Work to do: The data must be written out once more, precisely as given.

Entries supplied:
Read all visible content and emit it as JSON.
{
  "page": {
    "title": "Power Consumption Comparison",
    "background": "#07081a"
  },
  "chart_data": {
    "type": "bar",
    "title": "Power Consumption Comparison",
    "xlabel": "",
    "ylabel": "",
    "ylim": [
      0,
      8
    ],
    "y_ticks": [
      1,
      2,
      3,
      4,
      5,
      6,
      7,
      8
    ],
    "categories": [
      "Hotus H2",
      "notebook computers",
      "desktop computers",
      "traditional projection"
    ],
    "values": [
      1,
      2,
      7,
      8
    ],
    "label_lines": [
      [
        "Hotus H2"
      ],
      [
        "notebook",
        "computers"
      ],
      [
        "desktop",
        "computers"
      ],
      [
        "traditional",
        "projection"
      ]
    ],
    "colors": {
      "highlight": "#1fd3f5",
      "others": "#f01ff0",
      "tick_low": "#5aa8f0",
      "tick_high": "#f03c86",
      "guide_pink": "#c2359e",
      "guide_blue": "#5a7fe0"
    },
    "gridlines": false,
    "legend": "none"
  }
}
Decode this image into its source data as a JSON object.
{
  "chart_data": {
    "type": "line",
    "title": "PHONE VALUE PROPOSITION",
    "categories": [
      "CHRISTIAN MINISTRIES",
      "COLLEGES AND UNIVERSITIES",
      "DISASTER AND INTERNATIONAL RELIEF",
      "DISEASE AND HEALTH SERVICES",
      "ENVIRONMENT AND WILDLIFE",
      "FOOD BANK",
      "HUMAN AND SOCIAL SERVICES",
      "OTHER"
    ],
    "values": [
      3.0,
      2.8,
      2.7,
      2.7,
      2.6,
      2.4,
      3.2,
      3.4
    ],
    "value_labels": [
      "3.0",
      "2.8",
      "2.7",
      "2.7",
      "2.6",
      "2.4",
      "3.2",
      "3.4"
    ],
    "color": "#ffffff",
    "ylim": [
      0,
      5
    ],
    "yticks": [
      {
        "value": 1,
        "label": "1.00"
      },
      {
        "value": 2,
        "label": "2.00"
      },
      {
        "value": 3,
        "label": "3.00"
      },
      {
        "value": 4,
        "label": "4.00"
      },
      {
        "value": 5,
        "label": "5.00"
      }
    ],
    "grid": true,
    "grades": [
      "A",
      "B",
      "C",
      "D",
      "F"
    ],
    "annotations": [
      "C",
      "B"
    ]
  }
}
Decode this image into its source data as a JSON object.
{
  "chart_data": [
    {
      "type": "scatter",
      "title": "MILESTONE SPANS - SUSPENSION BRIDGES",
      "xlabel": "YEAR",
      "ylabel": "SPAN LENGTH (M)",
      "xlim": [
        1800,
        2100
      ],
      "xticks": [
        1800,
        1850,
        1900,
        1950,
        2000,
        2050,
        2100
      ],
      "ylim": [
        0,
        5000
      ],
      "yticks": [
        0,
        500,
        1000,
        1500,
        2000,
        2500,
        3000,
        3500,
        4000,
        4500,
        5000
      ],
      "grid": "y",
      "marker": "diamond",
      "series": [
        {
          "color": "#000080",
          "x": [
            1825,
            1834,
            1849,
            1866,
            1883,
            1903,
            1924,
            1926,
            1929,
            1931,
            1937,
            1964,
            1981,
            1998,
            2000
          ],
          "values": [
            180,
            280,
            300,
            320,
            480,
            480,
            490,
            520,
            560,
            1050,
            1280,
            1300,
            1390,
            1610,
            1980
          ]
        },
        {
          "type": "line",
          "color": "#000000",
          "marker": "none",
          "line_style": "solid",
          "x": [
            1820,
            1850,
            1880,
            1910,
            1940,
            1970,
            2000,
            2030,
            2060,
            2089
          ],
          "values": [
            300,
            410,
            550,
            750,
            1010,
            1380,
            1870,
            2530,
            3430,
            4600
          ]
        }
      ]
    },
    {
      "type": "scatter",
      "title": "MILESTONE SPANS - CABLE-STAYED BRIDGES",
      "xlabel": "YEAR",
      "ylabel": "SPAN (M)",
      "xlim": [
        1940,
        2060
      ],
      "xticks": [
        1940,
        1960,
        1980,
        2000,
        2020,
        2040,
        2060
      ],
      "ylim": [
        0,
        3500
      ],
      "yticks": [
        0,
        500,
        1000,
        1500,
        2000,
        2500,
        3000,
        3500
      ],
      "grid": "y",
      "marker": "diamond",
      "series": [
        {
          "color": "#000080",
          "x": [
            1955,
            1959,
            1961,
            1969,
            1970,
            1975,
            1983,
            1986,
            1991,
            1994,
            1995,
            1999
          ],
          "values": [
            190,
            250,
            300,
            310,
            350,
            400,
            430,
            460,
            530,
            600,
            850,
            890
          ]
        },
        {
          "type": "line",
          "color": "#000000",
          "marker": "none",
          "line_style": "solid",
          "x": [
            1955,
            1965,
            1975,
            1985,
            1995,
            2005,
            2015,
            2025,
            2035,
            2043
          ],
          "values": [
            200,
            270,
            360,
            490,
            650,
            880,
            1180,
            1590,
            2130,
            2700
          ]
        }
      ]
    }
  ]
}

Exercise result:
Read all visible content and emit it as JSON.
{
  "page": {
    "title": "Power Consumption Comparison",
    "background": "#07081a"
  },
  "chart_data": {
    "type": "bar",
    "title": "Power Consumption Comparison",
    "xlabel": "",
    "ylabel": "",
    "ylim": [
      0,
      8
    ],
    "y_ticks": [
      1,
      2,
      3,
      4,
      5,
      6,
      7,
      8
    ],
    "categories": [
      "Hotus H2",
      "notebook computers",
      "desktop computers",
      "traditional projection"
    ],
    "values": [
      1,
      2,
      7,
      8
    ],
    "label_lines": [
      [
        "Hotus H2"
      ],
      [
        "notebook",
        "computers"
      ],
      [
        "desktop",
        "computers"
      ],
      [
        "traditional",
        "projection"
      ]
    ],
    "colors": {
      "highlight": "#1fd3f5",
      "others": "#f01ff0",
      "tick_low": "#5aa8f0",
      "tick_high": "#f03c86",
      "guide_pink": "#c2359e",
      "guide_blue": "#5a7fe0"
    },
    "gridlines": false,
    "legend": "none"
  }
}
Decode this image into its source data as a JSON object.
{
  "chart_data": {
    "type": "line",
    "title": "PHONE VALUE PROPOSITION",
    "categories": [
      "CHRISTIAN MINISTRIES",
      "COLLEGES AND UNIVERSITIES",
      "DISASTER AND INTERNATIONAL RELIEF",
      "DISEASE AND HEALTH SERVICES",
      "ENVIRONMENT AND WILDLIFE",
      "FOOD BANK",
      "HUMAN AND SOCIAL SERVICES",
      "OTHER"
    ],
    "values": [
      3.0,
      2.8,
      2.7,
      2.7,
      2.6,
      2.4,
      3.2,
      3.4
    ],
    "value_labels": [
      "3.0",
      "2.8",
      "2.7",
      "2.7",
      "2.6",
      "2.4",
      "3.2",
      "3.4"
    ],
    "color": "#ffffff",
    "ylim": [
      0,
      5
    ],
    "yticks": [
      {
        "value": 1,
        "label": "1.00"
      },
      {
        "value": 2,
        "label": "2.00"
      },
      {
        "value": 3,
        "label": "3.00"
      },
      {
        "value": 4,
        "label": "4.00"
      },
      {
        "value": 5,
        "label": "5.00"
      }
    ],
    "grid": true,
    "grades": [
      "A",
      "B",
      "C",
      "D",
      "F"
    ],
    "annotations": [
      "C",
      "B"
    ]
  }
}
Decode this image into its source data as a JSON object.
{
  "chart_data": [
    {
      "type": "scatter",
      "title": "MILESTONE SPANS - SUSPENSION BRIDGES",
      "xlabel": "YEAR",
      "ylabel": "SPAN LENGTH (M)",
      "xlim": [
        1800,
        2100
      ],
      "xticks": [
        1800,
        1850,
        1900,
        1950,
        2000,
        2050,
        2100
      ],
      "ylim": [
        0,
        5000
      ],
      "yticks": [
        0,
        500,
        1000,
        1500,
        2000,
        2500,
        3000,
        3500,
        4000,
        4500,
        5000
      ],
      "grid": "y",
      "marker": "diamond",
      "series": [
        {
          "color": "#000080",
          "x": [
            1825,
            1834,
            1849,
            1866,
            1883,
            1903,
            1924,
            1926,
            1929,
            1931,
            1937,
            1964,
            1981,
            1998,
            2000
          ],
          "values": [
            180,
            280,
            300,
            320,
            480,
            480,
            490,
            520,
            560,
            1050,
            1280,
            1300,
            1390,
            1610,
            1980
          ]
        },
        {
          "type": "line",
          "color": "#000000",
          "marker": "none",
          "line_style": "solid",
          "x": [
            1820,
            1850,
            1880,
            1910,
            1940,
            1970,
            2000,
            2030,
            2060,
            2089
          ],
          "values": [
            300,
            410,
            550,
            750,
            1010,
            1380,
            1870,
            2530,
            3430,
            4600
          ]
        }
      ]
    },
    {
      "type": "scatter",
      "title": "MILESTONE SPANS - CABLE-STAYED BRIDGES",
      "xlabel": "YEAR",
      "ylabel": "SPAN (M)",
      "xlim": [
        1940,
        2060
      ],
      "xticks": [
        1940,
        1960,
        1980,
        2000,
        2020,
        2040,
        2060
      ],
      "ylim": [
        0,
        3500
      ],
      "yticks": [
        0,
        500,
        1000,
        1500,
        2000,
        2500,
        3000,
        3500
      ],
      "grid": "y",
      "marker": "diamond",
      "series": [
        {
          "color": "#000080",
          "x": [
            1955,
            1959,
            1961,
            1969,
            1970,
            1975,
            1983,
            1986,
            1991,
            1994,
            1995,
            1999
          ],
          "values": [
            190,
            250,
            300,
            310,
            350,
            400,
            430,
            460,
            530,
            600,
            850,
            890
          ]
        },
        {
          "type": "line",
          "color": "#000000",
          "marker": "none",
          "line_style": "solid",
          "x": [
            1955,
            1965,
            1975,
            1985,
            1995,
            2005,
            2015,
            2025,
            2035,
            2043
          ],
          "values": [
            200,
            270,
            360,
            490,
            650,
            880,
            1180,
            1590,
            2130,
            2700
          ]
        }
      ]
    }
  ]
}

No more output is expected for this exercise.